> **Request**
Go through the material and pull out every line with the string "riparla" in it.

> **Entries**
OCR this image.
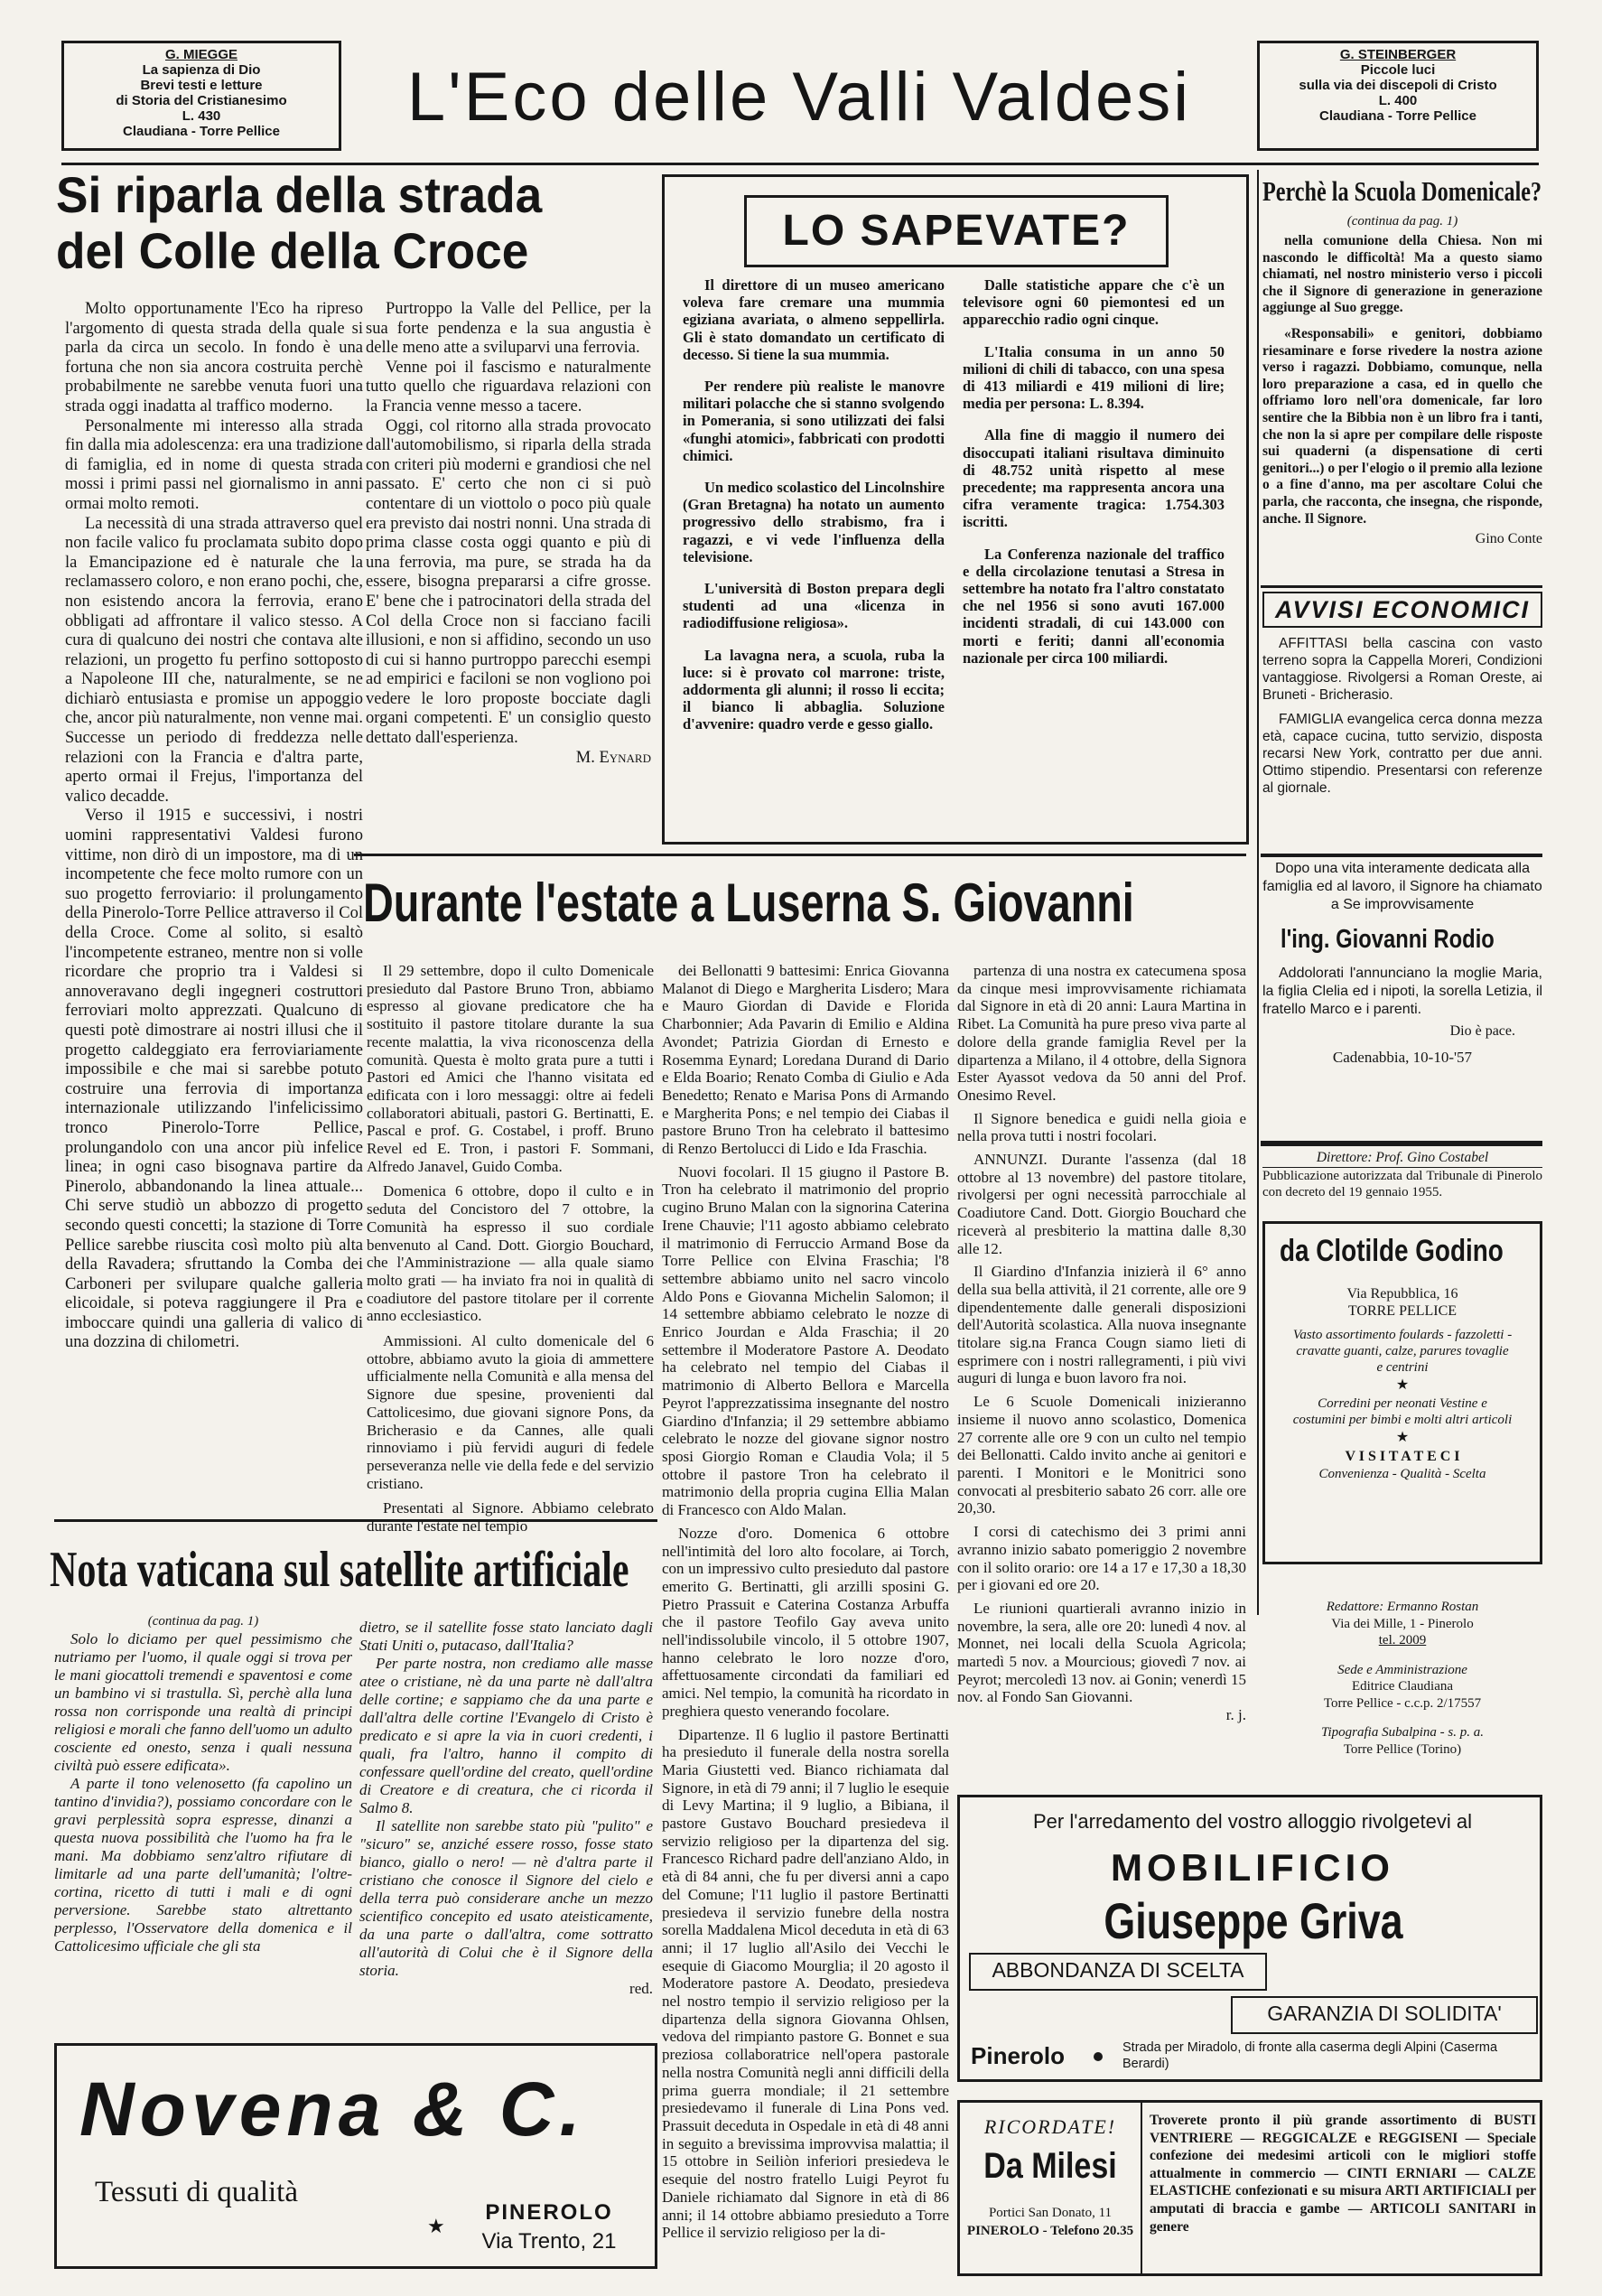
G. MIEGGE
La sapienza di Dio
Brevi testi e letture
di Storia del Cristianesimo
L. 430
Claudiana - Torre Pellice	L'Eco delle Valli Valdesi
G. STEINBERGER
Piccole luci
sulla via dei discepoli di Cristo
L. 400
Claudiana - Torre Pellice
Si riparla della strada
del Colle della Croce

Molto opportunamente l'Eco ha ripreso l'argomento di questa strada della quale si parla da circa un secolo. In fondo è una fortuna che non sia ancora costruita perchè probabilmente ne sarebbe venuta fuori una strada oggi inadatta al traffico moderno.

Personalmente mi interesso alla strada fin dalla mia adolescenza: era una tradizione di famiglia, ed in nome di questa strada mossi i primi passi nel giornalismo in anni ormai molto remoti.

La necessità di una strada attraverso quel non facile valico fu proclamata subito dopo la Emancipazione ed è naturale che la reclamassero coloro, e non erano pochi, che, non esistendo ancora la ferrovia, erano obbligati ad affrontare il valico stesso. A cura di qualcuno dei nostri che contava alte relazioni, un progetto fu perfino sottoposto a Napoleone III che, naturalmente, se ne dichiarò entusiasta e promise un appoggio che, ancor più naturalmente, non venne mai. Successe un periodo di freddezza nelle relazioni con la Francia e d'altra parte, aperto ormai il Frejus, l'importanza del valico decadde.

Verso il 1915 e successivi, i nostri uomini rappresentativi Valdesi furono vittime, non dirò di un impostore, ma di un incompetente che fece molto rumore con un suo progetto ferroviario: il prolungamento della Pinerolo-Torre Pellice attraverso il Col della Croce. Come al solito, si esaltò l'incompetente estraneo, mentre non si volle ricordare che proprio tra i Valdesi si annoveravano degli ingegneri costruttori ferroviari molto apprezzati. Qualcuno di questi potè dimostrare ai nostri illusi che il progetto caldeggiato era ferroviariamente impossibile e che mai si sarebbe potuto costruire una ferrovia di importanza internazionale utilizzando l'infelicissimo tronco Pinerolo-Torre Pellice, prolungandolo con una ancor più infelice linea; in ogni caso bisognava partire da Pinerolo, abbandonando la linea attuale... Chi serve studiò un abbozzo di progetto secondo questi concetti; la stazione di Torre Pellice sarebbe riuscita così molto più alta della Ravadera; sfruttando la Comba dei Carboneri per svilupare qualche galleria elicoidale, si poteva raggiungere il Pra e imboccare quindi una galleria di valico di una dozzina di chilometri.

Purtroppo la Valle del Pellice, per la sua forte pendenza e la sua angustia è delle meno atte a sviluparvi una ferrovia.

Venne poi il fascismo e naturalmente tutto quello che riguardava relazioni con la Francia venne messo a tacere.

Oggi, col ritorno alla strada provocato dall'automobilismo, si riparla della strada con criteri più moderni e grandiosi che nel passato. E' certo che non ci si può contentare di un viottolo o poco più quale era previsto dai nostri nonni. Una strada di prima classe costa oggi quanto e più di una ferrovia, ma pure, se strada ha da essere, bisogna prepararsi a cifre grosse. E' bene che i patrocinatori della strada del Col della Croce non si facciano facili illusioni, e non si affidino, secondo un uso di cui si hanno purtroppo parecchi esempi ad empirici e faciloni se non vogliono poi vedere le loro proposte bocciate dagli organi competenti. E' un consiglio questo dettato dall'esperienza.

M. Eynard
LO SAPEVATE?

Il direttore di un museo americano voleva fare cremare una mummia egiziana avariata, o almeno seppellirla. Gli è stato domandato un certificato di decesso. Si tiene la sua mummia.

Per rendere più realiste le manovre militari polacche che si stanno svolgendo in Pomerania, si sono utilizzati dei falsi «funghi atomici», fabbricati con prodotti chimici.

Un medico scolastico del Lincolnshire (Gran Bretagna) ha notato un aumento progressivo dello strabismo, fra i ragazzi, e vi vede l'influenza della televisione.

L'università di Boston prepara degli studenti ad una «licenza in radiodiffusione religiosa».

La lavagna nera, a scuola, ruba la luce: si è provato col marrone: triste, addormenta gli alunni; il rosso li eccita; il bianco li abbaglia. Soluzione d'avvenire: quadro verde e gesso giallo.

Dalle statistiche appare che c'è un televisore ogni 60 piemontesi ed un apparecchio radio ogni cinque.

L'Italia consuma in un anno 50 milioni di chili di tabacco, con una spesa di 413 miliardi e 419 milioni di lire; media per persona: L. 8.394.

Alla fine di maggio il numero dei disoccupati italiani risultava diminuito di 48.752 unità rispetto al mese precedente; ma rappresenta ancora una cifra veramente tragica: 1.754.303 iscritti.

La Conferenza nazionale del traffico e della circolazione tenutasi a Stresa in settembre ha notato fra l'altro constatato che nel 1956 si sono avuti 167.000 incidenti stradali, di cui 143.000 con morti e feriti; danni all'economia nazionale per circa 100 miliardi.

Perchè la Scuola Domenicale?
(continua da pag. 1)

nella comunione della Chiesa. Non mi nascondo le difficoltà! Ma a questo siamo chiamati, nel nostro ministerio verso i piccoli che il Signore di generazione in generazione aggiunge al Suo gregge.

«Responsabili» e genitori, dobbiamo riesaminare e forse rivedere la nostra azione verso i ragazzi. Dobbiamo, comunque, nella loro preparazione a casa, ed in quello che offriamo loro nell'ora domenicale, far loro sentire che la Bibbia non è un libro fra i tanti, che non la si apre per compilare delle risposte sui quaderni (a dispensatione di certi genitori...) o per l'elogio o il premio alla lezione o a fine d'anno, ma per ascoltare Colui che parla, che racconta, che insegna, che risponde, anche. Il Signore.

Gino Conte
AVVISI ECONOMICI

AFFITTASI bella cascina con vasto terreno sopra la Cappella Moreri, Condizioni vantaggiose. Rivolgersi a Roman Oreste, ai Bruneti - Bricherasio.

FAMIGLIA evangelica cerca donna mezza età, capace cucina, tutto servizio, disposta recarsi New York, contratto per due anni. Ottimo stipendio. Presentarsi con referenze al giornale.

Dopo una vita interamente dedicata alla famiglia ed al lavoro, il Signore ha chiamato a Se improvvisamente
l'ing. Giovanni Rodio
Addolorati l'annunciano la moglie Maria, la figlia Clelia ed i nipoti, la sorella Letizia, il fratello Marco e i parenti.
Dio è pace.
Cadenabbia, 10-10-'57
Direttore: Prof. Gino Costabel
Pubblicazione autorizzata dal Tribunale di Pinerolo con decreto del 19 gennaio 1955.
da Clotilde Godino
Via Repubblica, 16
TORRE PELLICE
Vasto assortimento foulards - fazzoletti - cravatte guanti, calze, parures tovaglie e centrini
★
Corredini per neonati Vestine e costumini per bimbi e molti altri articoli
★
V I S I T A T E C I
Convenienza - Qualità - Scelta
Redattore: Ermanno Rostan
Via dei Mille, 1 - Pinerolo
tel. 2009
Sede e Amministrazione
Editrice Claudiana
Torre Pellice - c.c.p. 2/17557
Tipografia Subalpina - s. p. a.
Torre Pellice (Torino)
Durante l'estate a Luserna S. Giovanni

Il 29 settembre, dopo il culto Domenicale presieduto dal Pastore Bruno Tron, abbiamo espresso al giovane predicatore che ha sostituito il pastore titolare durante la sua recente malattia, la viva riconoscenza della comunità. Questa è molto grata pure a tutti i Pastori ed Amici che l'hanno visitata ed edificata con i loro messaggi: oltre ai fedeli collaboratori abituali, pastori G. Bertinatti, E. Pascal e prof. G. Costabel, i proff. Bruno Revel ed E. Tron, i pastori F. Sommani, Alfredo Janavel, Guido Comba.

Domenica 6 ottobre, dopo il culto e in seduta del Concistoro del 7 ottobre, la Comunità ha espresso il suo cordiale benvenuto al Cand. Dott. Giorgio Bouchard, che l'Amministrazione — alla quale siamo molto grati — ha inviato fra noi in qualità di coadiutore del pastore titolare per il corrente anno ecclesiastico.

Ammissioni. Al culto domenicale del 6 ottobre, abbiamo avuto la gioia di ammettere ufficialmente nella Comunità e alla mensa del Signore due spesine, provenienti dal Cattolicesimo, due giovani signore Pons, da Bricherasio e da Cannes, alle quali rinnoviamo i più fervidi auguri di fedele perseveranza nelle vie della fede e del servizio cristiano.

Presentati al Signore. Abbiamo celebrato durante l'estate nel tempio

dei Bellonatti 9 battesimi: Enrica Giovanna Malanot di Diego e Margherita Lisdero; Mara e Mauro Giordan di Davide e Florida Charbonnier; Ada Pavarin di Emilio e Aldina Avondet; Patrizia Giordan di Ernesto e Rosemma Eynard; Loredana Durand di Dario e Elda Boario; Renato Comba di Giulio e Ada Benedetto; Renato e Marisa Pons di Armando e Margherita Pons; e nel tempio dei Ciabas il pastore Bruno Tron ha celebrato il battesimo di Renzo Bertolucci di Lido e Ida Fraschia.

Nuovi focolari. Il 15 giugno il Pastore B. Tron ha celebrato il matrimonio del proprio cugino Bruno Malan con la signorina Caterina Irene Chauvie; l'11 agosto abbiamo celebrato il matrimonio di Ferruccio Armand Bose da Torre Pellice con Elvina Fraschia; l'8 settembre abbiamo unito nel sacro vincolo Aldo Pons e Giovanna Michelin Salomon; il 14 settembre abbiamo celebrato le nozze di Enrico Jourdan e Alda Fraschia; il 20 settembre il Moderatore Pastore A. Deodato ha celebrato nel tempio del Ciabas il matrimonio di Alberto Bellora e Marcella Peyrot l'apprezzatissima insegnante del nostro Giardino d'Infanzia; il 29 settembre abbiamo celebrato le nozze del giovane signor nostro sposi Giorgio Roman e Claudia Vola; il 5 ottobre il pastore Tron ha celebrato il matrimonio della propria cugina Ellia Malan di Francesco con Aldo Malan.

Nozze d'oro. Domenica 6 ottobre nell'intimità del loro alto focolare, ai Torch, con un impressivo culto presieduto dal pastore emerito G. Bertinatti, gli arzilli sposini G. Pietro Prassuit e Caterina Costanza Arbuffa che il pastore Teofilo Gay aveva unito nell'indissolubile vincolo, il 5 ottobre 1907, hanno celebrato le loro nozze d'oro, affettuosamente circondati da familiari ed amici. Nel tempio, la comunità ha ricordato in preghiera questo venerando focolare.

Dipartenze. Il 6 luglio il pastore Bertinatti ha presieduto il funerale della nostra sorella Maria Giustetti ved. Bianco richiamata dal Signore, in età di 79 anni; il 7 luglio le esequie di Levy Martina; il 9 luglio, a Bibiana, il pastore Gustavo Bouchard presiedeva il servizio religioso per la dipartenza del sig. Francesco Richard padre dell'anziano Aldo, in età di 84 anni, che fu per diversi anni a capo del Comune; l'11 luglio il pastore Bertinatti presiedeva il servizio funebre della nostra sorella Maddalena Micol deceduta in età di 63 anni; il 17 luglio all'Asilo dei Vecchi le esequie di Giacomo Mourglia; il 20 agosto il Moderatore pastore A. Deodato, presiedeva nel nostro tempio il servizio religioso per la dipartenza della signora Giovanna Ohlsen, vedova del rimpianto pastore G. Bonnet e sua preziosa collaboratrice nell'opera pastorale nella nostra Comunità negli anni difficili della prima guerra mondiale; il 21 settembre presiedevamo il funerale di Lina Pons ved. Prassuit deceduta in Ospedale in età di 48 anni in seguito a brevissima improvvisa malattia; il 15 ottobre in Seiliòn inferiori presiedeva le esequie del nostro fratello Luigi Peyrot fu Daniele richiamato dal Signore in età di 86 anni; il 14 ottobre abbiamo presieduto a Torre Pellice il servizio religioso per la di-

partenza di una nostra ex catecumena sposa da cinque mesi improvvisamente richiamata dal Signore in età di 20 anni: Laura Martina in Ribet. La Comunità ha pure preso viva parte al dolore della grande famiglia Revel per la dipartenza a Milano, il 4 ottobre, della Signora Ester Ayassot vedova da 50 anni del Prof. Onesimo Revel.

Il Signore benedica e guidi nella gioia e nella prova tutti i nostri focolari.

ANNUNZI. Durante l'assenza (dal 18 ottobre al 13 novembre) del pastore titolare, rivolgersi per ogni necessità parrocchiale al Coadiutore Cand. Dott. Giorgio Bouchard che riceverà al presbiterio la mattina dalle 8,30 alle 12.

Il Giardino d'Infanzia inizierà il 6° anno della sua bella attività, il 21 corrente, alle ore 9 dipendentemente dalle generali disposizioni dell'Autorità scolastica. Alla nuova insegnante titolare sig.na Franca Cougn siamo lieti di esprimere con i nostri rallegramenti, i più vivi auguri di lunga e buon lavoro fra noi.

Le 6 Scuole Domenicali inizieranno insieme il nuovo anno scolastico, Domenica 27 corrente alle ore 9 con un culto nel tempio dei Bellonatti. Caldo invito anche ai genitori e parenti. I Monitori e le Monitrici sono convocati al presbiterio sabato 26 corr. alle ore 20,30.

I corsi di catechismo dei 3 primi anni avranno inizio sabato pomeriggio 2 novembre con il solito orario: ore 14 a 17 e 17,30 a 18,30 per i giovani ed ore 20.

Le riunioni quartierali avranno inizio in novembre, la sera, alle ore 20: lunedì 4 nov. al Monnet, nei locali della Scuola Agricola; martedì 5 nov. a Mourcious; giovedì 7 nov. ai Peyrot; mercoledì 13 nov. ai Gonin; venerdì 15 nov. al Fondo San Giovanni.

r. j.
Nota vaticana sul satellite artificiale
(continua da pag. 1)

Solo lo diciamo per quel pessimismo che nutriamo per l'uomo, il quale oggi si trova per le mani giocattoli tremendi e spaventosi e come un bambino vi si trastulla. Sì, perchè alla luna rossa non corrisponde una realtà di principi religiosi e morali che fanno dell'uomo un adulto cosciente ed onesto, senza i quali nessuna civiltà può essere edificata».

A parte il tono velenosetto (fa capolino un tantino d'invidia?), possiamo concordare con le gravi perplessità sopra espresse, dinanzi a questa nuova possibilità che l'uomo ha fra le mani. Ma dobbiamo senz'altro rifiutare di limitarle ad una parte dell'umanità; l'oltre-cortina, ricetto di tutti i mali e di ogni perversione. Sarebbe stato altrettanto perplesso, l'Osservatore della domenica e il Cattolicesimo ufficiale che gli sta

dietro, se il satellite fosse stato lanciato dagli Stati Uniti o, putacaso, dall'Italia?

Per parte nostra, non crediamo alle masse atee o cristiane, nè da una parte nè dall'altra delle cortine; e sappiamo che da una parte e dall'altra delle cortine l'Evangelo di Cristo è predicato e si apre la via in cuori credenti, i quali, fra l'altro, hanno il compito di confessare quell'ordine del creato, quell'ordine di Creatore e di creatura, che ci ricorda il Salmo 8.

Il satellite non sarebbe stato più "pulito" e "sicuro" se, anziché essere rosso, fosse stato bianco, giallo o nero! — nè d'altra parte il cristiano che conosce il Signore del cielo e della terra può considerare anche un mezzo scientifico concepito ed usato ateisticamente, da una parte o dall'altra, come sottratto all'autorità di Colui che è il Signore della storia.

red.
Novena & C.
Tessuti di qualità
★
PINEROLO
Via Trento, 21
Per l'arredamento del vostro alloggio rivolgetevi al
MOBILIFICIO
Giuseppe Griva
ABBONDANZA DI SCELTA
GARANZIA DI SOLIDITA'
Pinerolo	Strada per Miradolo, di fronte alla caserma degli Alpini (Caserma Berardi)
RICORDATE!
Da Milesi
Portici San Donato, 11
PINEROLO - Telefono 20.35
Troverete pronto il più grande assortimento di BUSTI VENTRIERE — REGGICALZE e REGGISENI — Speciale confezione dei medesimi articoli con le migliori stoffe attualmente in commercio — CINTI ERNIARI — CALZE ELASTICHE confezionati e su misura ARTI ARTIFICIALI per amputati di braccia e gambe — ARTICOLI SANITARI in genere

> **Output below**
Si riparla della strada
Oggi, col ritorno alla strada provocato dall'automobilismo, si riparla della strada con criteri più moderni e grandiosi che nel passato. E' certo che non ci si può contentare di un viottolo o poco più quale era previsto dai nostri nonni. Una strada di prima classe costa oggi quanto e più di una ferrovia, ma pure, se strada ha da essere, bisogna prepararsi a cifre grosse. E' bene che i patrocinatori della strada del Col della Croce non si facciano facili illusioni, e non si affidino, secondo un uso di cui si hanno purtroppo parecchi esempi ad empirici e faciloni se non vogliono poi vedere le loro proposte bocciate dagli organi competenti. E' un consiglio questo dettato dall'esperienza.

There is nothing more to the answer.